- Data records -
::::

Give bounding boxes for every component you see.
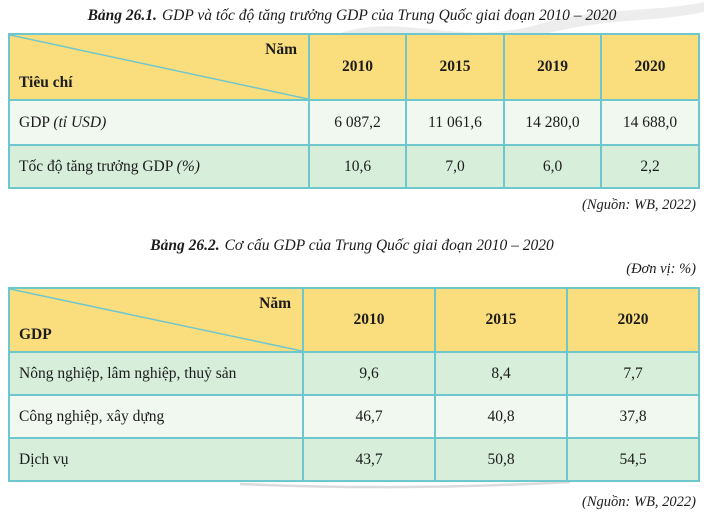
table2-col-header: 2015 xyxy=(434,287,568,353)
table2-row-agriculture: Nông nghiệp, lâm nghiệp, thuỷ sản 9,6 8,… xyxy=(8,351,700,396)
table2-row-industry: Công nghiệp, xây dựng 46,7 40,8 37,8 xyxy=(8,394,700,439)
table2-corner-bottom-label: GDP xyxy=(19,326,52,343)
table1-title-label: Bảng 26.1. xyxy=(87,7,157,24)
table-cell: 14 688,0 xyxy=(600,99,700,146)
table-cell: 14 280,0 xyxy=(503,99,602,146)
table1-title: Bảng 26.1. GDP và tốc độ tăng trưởng GDP … xyxy=(0,7,704,25)
table-cell: 43,7 xyxy=(302,437,436,482)
table1-row-growth: Tốc độ tăng trưởng GDP (%) 10,6 7,0 6,0 … xyxy=(8,144,700,189)
table1-col-header: 2010 xyxy=(308,33,407,101)
table2-source: (Nguồn: WB, 2022) xyxy=(582,494,696,510)
table1-source: (Nguồn: WB, 2022) xyxy=(582,197,696,213)
table-cell: 6,0 xyxy=(503,144,602,189)
table2-col-header: 2020 xyxy=(566,287,700,353)
row-label-cell: GDP (tỉ USD) xyxy=(8,99,310,146)
table-cell: 9,6 xyxy=(302,351,436,396)
diagonal-divider xyxy=(11,290,301,350)
table1-corner-bottom-label: Tiêu chí xyxy=(19,74,73,91)
row-label-cell: Nông nghiệp, lâm nghiệp, thuỷ sản xyxy=(8,351,304,396)
table-cell: 7,7 xyxy=(566,351,700,396)
row-label-note: (tỉ USD) xyxy=(53,113,107,131)
table-cell: 50,8 xyxy=(434,437,568,482)
row-label-cell: Dịch vụ xyxy=(8,437,304,482)
table2-col-header: 2010 xyxy=(302,287,436,353)
row-label: GDP xyxy=(19,113,50,131)
row-label-note: (%) xyxy=(176,157,200,175)
table1-row-gdp: GDP (tỉ USD) 6 087,2 11 061,6 14 280,0 1… xyxy=(8,99,700,146)
table2-unit-note: (Đơn vị: %) xyxy=(626,261,696,277)
table1-col-header: 2020 xyxy=(600,33,700,101)
table2-corner-cell: Năm GDP xyxy=(8,287,304,353)
table1-col-header: 2015 xyxy=(405,33,505,101)
table-cell: 7,0 xyxy=(405,144,505,189)
gdp-growth-table: Năm Tiêu chí 2010 2015 2019 2020 GDP (tỉ… xyxy=(8,33,700,189)
gdp-structure-table: Năm GDP 2010 2015 2020 Nông nghiệp, lâm … xyxy=(8,287,700,482)
table1-title-text: GDP và tốc độ tăng trưởng GDP của Trung … xyxy=(161,7,617,24)
table-cell: 10,6 xyxy=(308,144,407,189)
table-cell: 8,4 xyxy=(434,351,568,396)
row-label-cell: Công nghiệp, xây dựng xyxy=(8,394,304,439)
table1-header-row: Năm Tiêu chí 2010 2015 2019 2020 xyxy=(8,33,700,101)
table2-title-label: Bảng 26.2. xyxy=(150,237,220,254)
table2-corner-top-label: Năm xyxy=(259,295,291,312)
table-cell: 6 087,2 xyxy=(308,99,407,146)
table-cell: 54,5 xyxy=(566,437,700,482)
table-cell: 11 061,6 xyxy=(405,99,505,146)
diagonal-divider xyxy=(11,36,307,98)
row-label-cell: Tốc độ tăng trưởng GDP (%) xyxy=(8,144,310,189)
table-cell: 40,8 xyxy=(434,394,568,439)
table1-col-header: 2019 xyxy=(503,33,602,101)
table1-corner-cell: Năm Tiêu chí xyxy=(8,33,310,101)
table-cell: 46,7 xyxy=(302,394,436,439)
table1-corner-top-label: Năm xyxy=(265,41,297,58)
table2-header-row: Năm GDP 2010 2015 2020 xyxy=(8,287,700,353)
table-cell: 2,2 xyxy=(600,144,700,189)
table-cell: 37,8 xyxy=(566,394,700,439)
table2-row-services: Dịch vụ 43,7 50,8 54,5 xyxy=(8,437,700,482)
table2-title: Bảng 26.2. Cơ cấu GDP của Trung Quốc giai… xyxy=(0,237,704,255)
table2-title-text: Cơ cấu GDP của Trung Quốc giai đoạn 2010… xyxy=(224,237,554,254)
row-label: Tốc độ tăng trưởng GDP xyxy=(19,157,173,175)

::::

Reproduce every line of the entries above verbatim, leaving out the pictures.

Give bounding boxes for every component you see.
table2-col-header: 2015 xyxy=(434,287,568,353)
table2-row-agriculture: Nông nghiệp, lâm nghiệp, thuỷ sản 9,6 8,… xyxy=(8,351,700,396)
table2-row-industry: Công nghiệp, xây dựng 46,7 40,8 37,8 xyxy=(8,394,700,439)
table2-corner-bottom-label: GDP xyxy=(19,326,52,343)
table1-title-label: Bảng 26.1. xyxy=(87,7,157,24)
table-cell: 14 688,0 xyxy=(600,99,700,146)
table-cell: 14 280,0 xyxy=(503,99,602,146)
table1-title: Bảng 26.1. GDP và tốc độ tăng trưởng GDP … xyxy=(0,7,704,25)
table-cell: 43,7 xyxy=(302,437,436,482)
table1-row-growth: Tốc độ tăng trưởng GDP (%) 10,6 7,0 6,0 … xyxy=(8,144,700,189)
table1-col-header: 2010 xyxy=(308,33,407,101)
table2-source: (Nguồn: WB, 2022) xyxy=(582,494,696,510)
table1-source: (Nguồn: WB, 2022) xyxy=(582,197,696,213)
table-cell: 6,0 xyxy=(503,144,602,189)
table2-col-header: 2020 xyxy=(566,287,700,353)
row-label-cell: GDP (tỉ USD) xyxy=(8,99,310,146)
table-cell: 9,6 xyxy=(302,351,436,396)
diagonal-divider xyxy=(11,290,301,350)
table1-corner-bottom-label: Tiêu chí xyxy=(19,74,73,91)
row-label-cell: Nông nghiệp, lâm nghiệp, thuỷ sản xyxy=(8,351,304,396)
table-cell: 7,7 xyxy=(566,351,700,396)
row-label-note: (tỉ USD) xyxy=(53,113,107,131)
table-cell: 50,8 xyxy=(434,437,568,482)
row-label-cell: Dịch vụ xyxy=(8,437,304,482)
table2-col-header: 2010 xyxy=(302,287,436,353)
row-label: GDP xyxy=(19,113,50,131)
row-label-note: (%) xyxy=(176,157,200,175)
table1-row-gdp: GDP (tỉ USD) 6 087,2 11 061,6 14 280,0 1… xyxy=(8,99,700,146)
table2-unit-note: (Đơn vị: %) xyxy=(626,261,696,277)
table1-col-header: 2020 xyxy=(600,33,700,101)
table2-corner-cell: Năm GDP xyxy=(8,287,304,353)
table1-col-header: 2015 xyxy=(405,33,505,101)
table-cell: 7,0 xyxy=(405,144,505,189)
gdp-growth-table: Năm Tiêu chí 2010 2015 2019 2020 GDP (tỉ… xyxy=(8,33,700,189)
gdp-structure-table: Năm GDP 2010 2015 2020 Nông nghiệp, lâm … xyxy=(8,287,700,482)
table1-title-text: GDP và tốc độ tăng trưởng GDP của Trung … xyxy=(161,7,617,24)
table-cell: 10,6 xyxy=(308,144,407,189)
table-cell: 8,4 xyxy=(434,351,568,396)
row-label-cell: Công nghiệp, xây dựng xyxy=(8,394,304,439)
table1-header-row: Năm Tiêu chí 2010 2015 2019 2020 xyxy=(8,33,700,101)
table2-title-label: Bảng 26.2. xyxy=(150,237,220,254)
table2-corner-top-label: Năm xyxy=(259,295,291,312)
table-cell: 6 087,2 xyxy=(308,99,407,146)
table-cell: 54,5 xyxy=(566,437,700,482)
table-cell: 11 061,6 xyxy=(405,99,505,146)
diagonal-divider xyxy=(11,36,307,98)
row-label-cell: Tốc độ tăng trưởng GDP (%) xyxy=(8,144,310,189)
table-cell: 40,8 xyxy=(434,394,568,439)
table1-col-header: 2019 xyxy=(503,33,602,101)
table1-corner-cell: Năm Tiêu chí xyxy=(8,33,310,101)
table-cell: 46,7 xyxy=(302,394,436,439)
table1-corner-top-label: Năm xyxy=(265,41,297,58)
table2-header-row: Năm GDP 2010 2015 2020 xyxy=(8,287,700,353)
table-cell: 2,2 xyxy=(600,144,700,189)
table-cell: 37,8 xyxy=(566,394,700,439)
table2-row-services: Dịch vụ 43,7 50,8 54,5 xyxy=(8,437,700,482)
table2-title: Bảng 26.2. Cơ cấu GDP của Trung Quốc giai… xyxy=(0,237,704,255)
table2-title-text: Cơ cấu GDP của Trung Quốc giai đoạn 2010… xyxy=(224,237,554,254)
row-label: Tốc độ tăng trưởng GDP xyxy=(19,157,173,175)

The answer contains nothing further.